(AVAILABLE RECORDS)
◇ ◇ ◇ ◇

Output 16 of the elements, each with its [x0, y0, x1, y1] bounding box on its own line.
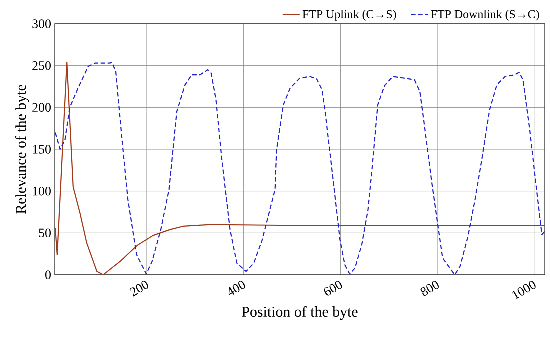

◇ ◇ ◇ ◇

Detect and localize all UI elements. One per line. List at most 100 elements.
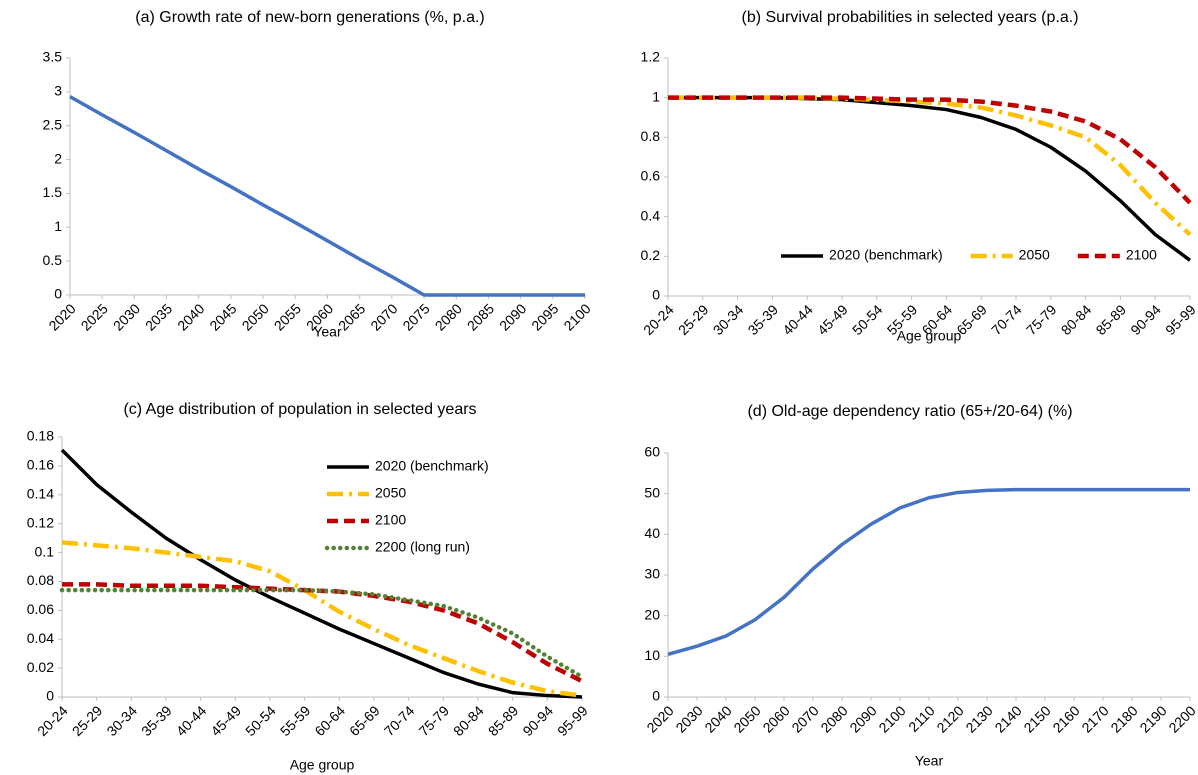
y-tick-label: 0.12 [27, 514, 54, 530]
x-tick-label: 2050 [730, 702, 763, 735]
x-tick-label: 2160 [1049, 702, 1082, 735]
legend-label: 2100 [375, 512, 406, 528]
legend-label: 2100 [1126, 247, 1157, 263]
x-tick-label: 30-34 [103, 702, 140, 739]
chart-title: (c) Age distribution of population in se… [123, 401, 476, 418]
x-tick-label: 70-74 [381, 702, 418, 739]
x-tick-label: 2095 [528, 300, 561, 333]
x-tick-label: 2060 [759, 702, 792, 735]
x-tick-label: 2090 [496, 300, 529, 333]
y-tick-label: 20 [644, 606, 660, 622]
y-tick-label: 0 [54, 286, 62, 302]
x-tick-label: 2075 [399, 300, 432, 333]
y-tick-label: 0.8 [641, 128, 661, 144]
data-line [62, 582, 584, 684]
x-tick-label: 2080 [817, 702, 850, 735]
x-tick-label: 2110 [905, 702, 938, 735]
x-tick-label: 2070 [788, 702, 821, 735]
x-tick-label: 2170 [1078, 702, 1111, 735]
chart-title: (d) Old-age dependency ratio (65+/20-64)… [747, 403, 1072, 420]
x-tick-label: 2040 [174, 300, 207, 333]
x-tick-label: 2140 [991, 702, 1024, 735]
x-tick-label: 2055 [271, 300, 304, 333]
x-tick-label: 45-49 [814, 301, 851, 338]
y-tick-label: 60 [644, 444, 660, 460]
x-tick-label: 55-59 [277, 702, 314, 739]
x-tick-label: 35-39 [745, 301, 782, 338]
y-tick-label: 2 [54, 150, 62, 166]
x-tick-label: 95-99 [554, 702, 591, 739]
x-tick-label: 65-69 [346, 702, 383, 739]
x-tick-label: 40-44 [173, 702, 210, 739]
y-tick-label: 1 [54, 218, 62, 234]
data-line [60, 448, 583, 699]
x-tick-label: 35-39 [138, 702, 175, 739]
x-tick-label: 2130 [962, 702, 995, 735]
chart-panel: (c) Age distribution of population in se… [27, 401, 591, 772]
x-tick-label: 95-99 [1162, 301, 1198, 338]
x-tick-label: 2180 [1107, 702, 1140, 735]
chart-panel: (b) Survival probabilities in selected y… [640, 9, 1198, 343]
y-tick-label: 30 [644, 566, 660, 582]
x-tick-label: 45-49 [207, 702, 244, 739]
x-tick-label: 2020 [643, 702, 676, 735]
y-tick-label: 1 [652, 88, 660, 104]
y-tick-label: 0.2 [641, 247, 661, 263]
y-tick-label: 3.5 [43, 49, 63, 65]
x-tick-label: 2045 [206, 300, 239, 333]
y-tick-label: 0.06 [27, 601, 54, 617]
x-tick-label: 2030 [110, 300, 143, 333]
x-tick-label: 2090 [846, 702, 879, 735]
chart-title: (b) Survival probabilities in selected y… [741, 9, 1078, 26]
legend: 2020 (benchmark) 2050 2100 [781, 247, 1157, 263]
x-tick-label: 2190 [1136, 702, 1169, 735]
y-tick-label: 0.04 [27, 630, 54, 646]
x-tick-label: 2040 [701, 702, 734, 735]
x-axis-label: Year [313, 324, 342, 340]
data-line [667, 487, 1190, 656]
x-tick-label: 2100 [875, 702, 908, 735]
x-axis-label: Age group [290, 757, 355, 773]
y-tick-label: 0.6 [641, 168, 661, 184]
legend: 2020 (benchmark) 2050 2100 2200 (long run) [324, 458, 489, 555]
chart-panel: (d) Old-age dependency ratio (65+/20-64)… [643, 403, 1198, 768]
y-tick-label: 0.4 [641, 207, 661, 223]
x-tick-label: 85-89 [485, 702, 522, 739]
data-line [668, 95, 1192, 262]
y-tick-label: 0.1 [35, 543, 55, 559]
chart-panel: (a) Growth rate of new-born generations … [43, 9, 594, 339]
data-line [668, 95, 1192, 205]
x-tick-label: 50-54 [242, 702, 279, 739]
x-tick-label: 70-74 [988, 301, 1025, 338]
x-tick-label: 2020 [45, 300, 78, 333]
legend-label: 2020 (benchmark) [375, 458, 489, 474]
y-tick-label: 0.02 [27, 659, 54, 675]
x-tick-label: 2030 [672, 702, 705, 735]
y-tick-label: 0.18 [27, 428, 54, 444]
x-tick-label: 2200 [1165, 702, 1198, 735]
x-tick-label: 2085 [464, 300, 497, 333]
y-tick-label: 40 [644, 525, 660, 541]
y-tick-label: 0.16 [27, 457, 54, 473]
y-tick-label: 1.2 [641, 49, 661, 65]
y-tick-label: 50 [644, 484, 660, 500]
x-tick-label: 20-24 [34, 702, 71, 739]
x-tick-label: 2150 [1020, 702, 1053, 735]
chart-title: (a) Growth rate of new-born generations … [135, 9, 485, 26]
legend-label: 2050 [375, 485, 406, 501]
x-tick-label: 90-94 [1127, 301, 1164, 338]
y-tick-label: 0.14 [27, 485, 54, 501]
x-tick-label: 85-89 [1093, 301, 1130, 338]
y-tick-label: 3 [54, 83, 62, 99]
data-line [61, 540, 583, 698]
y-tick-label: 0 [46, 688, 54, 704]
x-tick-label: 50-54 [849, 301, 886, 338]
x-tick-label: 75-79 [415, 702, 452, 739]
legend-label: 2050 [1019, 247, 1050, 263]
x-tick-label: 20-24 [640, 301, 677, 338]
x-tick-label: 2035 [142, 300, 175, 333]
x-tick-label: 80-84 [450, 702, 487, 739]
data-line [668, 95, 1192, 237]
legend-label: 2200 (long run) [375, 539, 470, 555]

◇ ◇ ◇ ◇

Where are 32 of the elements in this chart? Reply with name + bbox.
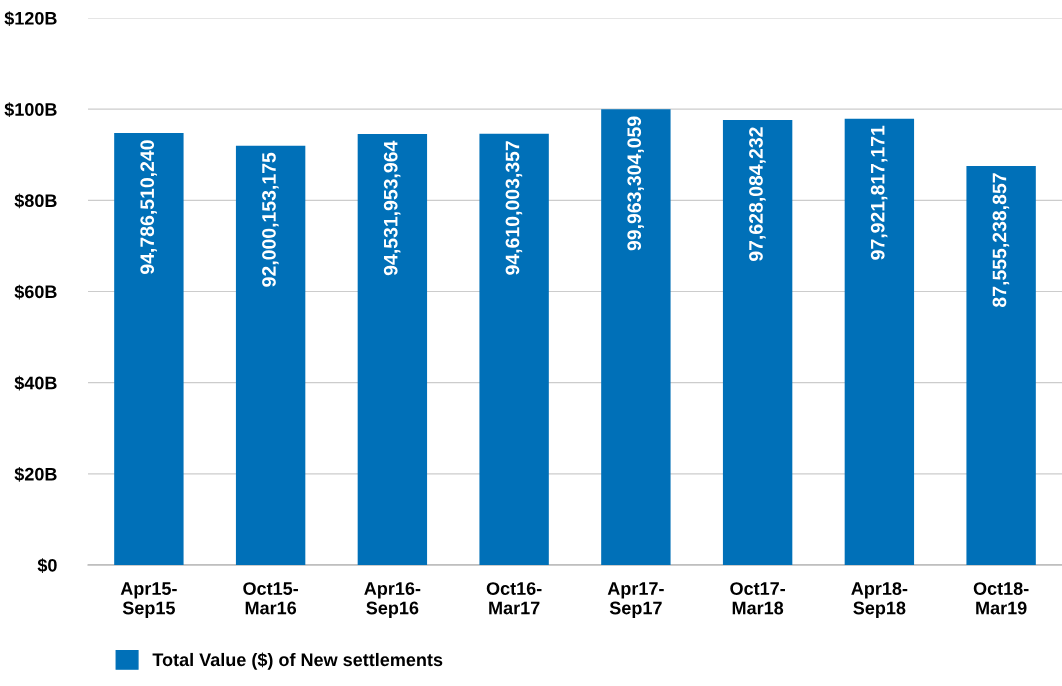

◇ ◇ ◇ ◇

(OBJECTIVE)
Recast the stretch of the material above, from the line containing "Detect and localize" through the line containing "x-tick-label: 2070 [788, 702, 821, 735]", as a Markdown table with the columns Row and Line. Give one numbered row per line, skip blank lines, and leave the pictures out.

(RESULT BELOW)
| Row | Line |
|---|---|
| 1 | Detect and localize all UI elements. One per line. List at most 100 elements. |
| 2 | y-tick-label: 0.12 [27, 514, 54, 530] |
| 3 | x-tick-label: 2050 [730, 702, 763, 735] |
| 4 | x-tick-label: 2160 [1049, 702, 1082, 735] |
| 5 | legend-label: 2100 [375, 512, 406, 528] |
| 6 | legend-label: 2100 [1126, 247, 1157, 263] |
| 7 | x-tick-label: 30-34 [103, 702, 140, 739] |
| 8 | chart-title: (c) Age distribution of population in se… [123, 401, 476, 418] |
| 9 | x-tick-label: 70-74 [381, 702, 418, 739] |
| 10 | x-tick-label: 2095 [528, 300, 561, 333] |
| 11 | x-tick-label: 2060 [759, 702, 792, 735] |
| 12 | x-tick-label: 2090 [496, 300, 529, 333] |
| 13 | y-tick-label: 20 [644, 606, 660, 622] |
| 14 | y-tick-label: 0 [54, 286, 62, 302] |
| 15 | x-tick-label: 2075 [399, 300, 432, 333] |
| 16 | y-tick-label: 0.8 [641, 128, 661, 144] |
| 17 | data-line [62, 582, 584, 684] |
| 18 | x-tick-label: 2080 [817, 702, 850, 735] |
| 19 | x-tick-label: 2110 [905, 702, 938, 735] |
| 20 | x-tick-label: 2070 [788, 702, 821, 735] |